GOAL OF THE EXERCISE: Transcribe every line, keeping it exact.

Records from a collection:
········
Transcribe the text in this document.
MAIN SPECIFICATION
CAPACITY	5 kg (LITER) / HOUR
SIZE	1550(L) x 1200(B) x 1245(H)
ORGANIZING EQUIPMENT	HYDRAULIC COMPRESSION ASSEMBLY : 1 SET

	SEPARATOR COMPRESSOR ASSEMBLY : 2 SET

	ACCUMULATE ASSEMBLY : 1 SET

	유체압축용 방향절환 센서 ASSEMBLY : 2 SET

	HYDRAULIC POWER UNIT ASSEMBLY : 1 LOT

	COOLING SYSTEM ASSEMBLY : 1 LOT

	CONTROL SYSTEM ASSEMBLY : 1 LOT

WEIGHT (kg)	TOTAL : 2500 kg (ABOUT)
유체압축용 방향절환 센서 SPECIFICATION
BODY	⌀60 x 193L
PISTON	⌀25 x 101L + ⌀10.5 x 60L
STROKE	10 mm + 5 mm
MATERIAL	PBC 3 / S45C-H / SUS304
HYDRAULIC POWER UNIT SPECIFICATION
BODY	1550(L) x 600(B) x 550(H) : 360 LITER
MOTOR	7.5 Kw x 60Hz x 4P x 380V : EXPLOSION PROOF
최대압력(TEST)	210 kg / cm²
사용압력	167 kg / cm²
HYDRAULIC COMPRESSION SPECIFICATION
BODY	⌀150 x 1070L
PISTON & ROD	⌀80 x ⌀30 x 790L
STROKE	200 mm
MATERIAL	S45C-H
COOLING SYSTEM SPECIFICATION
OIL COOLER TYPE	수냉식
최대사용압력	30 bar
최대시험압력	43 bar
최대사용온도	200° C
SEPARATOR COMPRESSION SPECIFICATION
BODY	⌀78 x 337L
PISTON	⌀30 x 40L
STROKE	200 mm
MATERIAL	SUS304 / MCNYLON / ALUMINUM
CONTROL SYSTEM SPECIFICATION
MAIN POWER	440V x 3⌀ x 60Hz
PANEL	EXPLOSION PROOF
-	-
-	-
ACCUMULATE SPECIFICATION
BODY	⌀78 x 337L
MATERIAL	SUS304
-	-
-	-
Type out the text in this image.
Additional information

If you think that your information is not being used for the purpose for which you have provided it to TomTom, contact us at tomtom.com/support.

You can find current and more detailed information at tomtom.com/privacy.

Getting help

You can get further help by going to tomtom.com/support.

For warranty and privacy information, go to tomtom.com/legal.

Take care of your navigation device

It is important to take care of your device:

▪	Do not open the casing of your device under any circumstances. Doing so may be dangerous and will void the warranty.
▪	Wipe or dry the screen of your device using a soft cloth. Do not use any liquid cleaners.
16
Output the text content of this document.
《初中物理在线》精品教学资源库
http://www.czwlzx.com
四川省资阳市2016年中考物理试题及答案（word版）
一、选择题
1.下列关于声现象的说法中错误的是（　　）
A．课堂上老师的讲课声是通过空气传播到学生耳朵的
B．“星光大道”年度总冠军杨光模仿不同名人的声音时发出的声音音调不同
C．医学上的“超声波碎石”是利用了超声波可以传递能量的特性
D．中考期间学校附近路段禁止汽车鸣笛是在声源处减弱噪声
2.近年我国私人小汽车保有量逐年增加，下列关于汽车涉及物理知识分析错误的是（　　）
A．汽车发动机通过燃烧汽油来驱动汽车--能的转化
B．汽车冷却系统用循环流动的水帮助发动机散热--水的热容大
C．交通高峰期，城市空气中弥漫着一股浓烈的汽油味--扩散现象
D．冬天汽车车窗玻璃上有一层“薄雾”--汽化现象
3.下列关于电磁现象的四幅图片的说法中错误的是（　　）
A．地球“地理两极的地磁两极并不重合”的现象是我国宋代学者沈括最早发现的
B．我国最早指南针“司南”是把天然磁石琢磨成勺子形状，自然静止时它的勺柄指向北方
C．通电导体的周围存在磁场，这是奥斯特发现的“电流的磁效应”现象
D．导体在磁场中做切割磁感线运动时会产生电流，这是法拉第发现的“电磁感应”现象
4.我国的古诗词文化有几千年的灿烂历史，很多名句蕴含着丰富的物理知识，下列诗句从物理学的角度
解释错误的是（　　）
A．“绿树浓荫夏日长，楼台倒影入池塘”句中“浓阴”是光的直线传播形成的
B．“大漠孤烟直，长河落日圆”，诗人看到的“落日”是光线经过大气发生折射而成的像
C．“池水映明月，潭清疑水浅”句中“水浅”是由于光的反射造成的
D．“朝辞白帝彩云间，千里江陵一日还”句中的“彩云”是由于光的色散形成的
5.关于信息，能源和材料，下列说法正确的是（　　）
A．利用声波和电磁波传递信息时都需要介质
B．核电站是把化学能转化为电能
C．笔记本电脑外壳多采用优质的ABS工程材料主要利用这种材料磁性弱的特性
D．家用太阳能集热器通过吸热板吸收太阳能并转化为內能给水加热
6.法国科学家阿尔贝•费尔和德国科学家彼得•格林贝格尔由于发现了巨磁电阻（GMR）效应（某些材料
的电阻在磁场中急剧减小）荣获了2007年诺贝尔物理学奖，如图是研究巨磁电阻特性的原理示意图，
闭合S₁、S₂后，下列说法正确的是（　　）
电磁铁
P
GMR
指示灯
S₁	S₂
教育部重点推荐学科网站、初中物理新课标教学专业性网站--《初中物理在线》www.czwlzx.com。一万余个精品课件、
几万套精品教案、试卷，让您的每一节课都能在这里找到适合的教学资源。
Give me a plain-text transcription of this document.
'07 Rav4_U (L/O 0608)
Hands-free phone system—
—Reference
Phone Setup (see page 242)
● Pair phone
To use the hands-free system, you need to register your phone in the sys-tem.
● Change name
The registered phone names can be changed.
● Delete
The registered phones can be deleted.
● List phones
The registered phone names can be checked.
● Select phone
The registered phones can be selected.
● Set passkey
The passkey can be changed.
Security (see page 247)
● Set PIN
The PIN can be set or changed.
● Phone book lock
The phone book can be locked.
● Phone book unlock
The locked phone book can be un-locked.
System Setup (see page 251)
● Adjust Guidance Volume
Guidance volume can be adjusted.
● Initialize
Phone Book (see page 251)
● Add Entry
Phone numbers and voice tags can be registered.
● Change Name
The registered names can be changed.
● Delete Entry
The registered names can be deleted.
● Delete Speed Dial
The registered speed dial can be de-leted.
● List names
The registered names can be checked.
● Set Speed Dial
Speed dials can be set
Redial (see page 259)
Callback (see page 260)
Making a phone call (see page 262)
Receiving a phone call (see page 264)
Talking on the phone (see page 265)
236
········
SOLVED PROBLEM:
Transcribe the text in this document.
MAIN SPECIFICATION
CAPACITY	5 kg (LITER) / HOUR
SIZE	1550(L) x 1200(B) x 1245(H)
ORGANIZING EQUIPMENT	HYDRAULIC COMPRESSION ASSEMBLY : 1 SET

	SEPARATOR COMPRESSOR ASSEMBLY : 2 SET

	ACCUMULATE ASSEMBLY : 1 SET

	유체압축용 방향절환 센서 ASSEMBLY : 2 SET

	HYDRAULIC POWER UNIT ASSEMBLY : 1 LOT

	COOLING SYSTEM ASSEMBLY : 1 LOT

	CONTROL SYSTEM ASSEMBLY : 1 LOT

WEIGHT (kg)	TOTAL : 2500 kg (ABOUT)
유체압축용 방향절환 센서 SPECIFICATION
BODY	⌀60 x 193L
PISTON	⌀25 x 101L + ⌀10.5 x 60L
STROKE	10 mm + 5 mm
MATERIAL	PBC 3 / S45C-H / SUS304
HYDRAULIC POWER UNIT SPECIFICATION
BODY	1550(L) x 600(B) x 550(H) : 360 LITER
MOTOR	7.5 Kw x 60Hz x 4P x 380V : EXPLOSION PROOF
최대압력(TEST)	210 kg / cm²
사용압력	167 kg / cm²
HYDRAULIC COMPRESSION SPECIFICATION
BODY	⌀150 x 1070L
PISTON & ROD	⌀80 x ⌀30 x 790L
STROKE	200 mm
MATERIAL	S45C-H
COOLING SYSTEM SPECIFICATION
OIL COOLER TYPE	수냉식
최대사용압력	30 bar
최대시험압력	43 bar
최대사용온도	200° C
SEPARATOR COMPRESSION SPECIFICATION
BODY	⌀78 x 337L
PISTON	⌀30 x 40L
STROKE	200 mm
MATERIAL	SUS304 / MCNYLON / ALUMINUM
CONTROL SYSTEM SPECIFICATION
MAIN POWER	440V x 3⌀ x 60Hz
PANEL	EXPLOSION PROOF
-	-
-	-
ACCUMULATE SPECIFICATION
BODY	⌀78 x 337L
MATERIAL	SUS304
-	-
-	-
Type out the text in this image.
Additional information

If you think that your information is not being used for the purpose for which you have provided it to TomTom, contact us at tomtom.com/support.

You can find current and more detailed information at tomtom.com/privacy.

Getting help

You can get further help by going to tomtom.com/support.

For warranty and privacy information, go to tomtom.com/legal.

Take care of your navigation device

It is important to take care of your device:

▪	Do not open the casing of your device under any circumstances. Doing so may be dangerous and will void the warranty.
▪	Wipe or dry the screen of your device using a soft cloth. Do not use any liquid cleaners.
16
Output the text content of this document.
《初中物理在线》精品教学资源库
http://www.czwlzx.com
四川省资阳市2016年中考物理试题及答案（word版）
一、选择题
1.下列关于声现象的说法中错误的是（　　）
A．课堂上老师的讲课声是通过空气传播到学生耳朵的
B．“星光大道”年度总冠军杨光模仿不同名人的声音时发出的声音音调不同
C．医学上的“超声波碎石”是利用了超声波可以传递能量的特性
D．中考期间学校附近路段禁止汽车鸣笛是在声源处减弱噪声
2.近年我国私人小汽车保有量逐年增加，下列关于汽车涉及物理知识分析错误的是（　　）
A．汽车发动机通过燃烧汽油来驱动汽车--能的转化
B．汽车冷却系统用循环流动的水帮助发动机散热--水的热容大
C．交通高峰期，城市空气中弥漫着一股浓烈的汽油味--扩散现象
D．冬天汽车车窗玻璃上有一层“薄雾”--汽化现象
3.下列关于电磁现象的四幅图片的说法中错误的是（　　）
A．地球“地理两极的地磁两极并不重合”的现象是我国宋代学者沈括最早发现的
B．我国最早指南针“司南”是把天然磁石琢磨成勺子形状，自然静止时它的勺柄指向北方
C．通电导体的周围存在磁场，这是奥斯特发现的“电流的磁效应”现象
D．导体在磁场中做切割磁感线运动时会产生电流，这是法拉第发现的“电磁感应”现象
4.我国的古诗词文化有几千年的灿烂历史，很多名句蕴含着丰富的物理知识，下列诗句从物理学的角度
解释错误的是（　　）
A．“绿树浓荫夏日长，楼台倒影入池塘”句中“浓阴”是光的直线传播形成的
B．“大漠孤烟直，长河落日圆”，诗人看到的“落日”是光线经过大气发生折射而成的像
C．“池水映明月，潭清疑水浅”句中“水浅”是由于光的反射造成的
D．“朝辞白帝彩云间，千里江陵一日还”句中的“彩云”是由于光的色散形成的
5.关于信息，能源和材料，下列说法正确的是（　　）
A．利用声波和电磁波传递信息时都需要介质
B．核电站是把化学能转化为电能
C．笔记本电脑外壳多采用优质的ABS工程材料主要利用这种材料磁性弱的特性
D．家用太阳能集热器通过吸热板吸收太阳能并转化为內能给水加热
6.法国科学家阿尔贝•费尔和德国科学家彼得•格林贝格尔由于发现了巨磁电阻（GMR）效应（某些材料
的电阻在磁场中急剧减小）荣获了2007年诺贝尔物理学奖，如图是研究巨磁电阻特性的原理示意图，
闭合S₁、S₂后，下列说法正确的是（　　）
电磁铁
P
GMR
指示灯
S₁	S₂
教育部重点推荐学科网站、初中物理新课标教学专业性网站--《初中物理在线》www.czwlzx.com。一万余个精品课件、
几万套精品教案、试卷，让您的每一节课都能在这里找到适合的教学资源。
Give me a plain-text transcription of this document.
'07 Rav4_U (L/O 0608)
Hands-free phone system—
—Reference
Phone Setup (see page 242)
● Pair phone
To use the hands-free system, you need to register your phone in the sys-tem.
● Change name
The registered phone names can be changed.
● Delete
The registered phones can be deleted.
● List phones
The registered phone names can be checked.
● Select phone
The registered phones can be selected.
● Set passkey
The passkey can be changed.
Security (see page 247)
● Set PIN
The PIN can be set or changed.
● Phone book lock
The phone book can be locked.
● Phone book unlock
The locked phone book can be un-locked.
System Setup (see page 251)
● Adjust Guidance Volume
Guidance volume can be adjusted.
● Initialize
Phone Book (see page 251)
● Add Entry
Phone numbers and voice tags can be registered.
● Change Name
The registered names can be changed.
● Delete Entry
The registered names can be deleted.
● Delete Speed Dial
The registered speed dial can be de-leted.
● List names
The registered names can be checked.
● Set Speed Dial
Speed dials can be set
Redial (see page 259)
Callback (see page 260)
Making a phone call (see page 262)
Receiving a phone call (see page 264)
Talking on the phone (see page 265)
236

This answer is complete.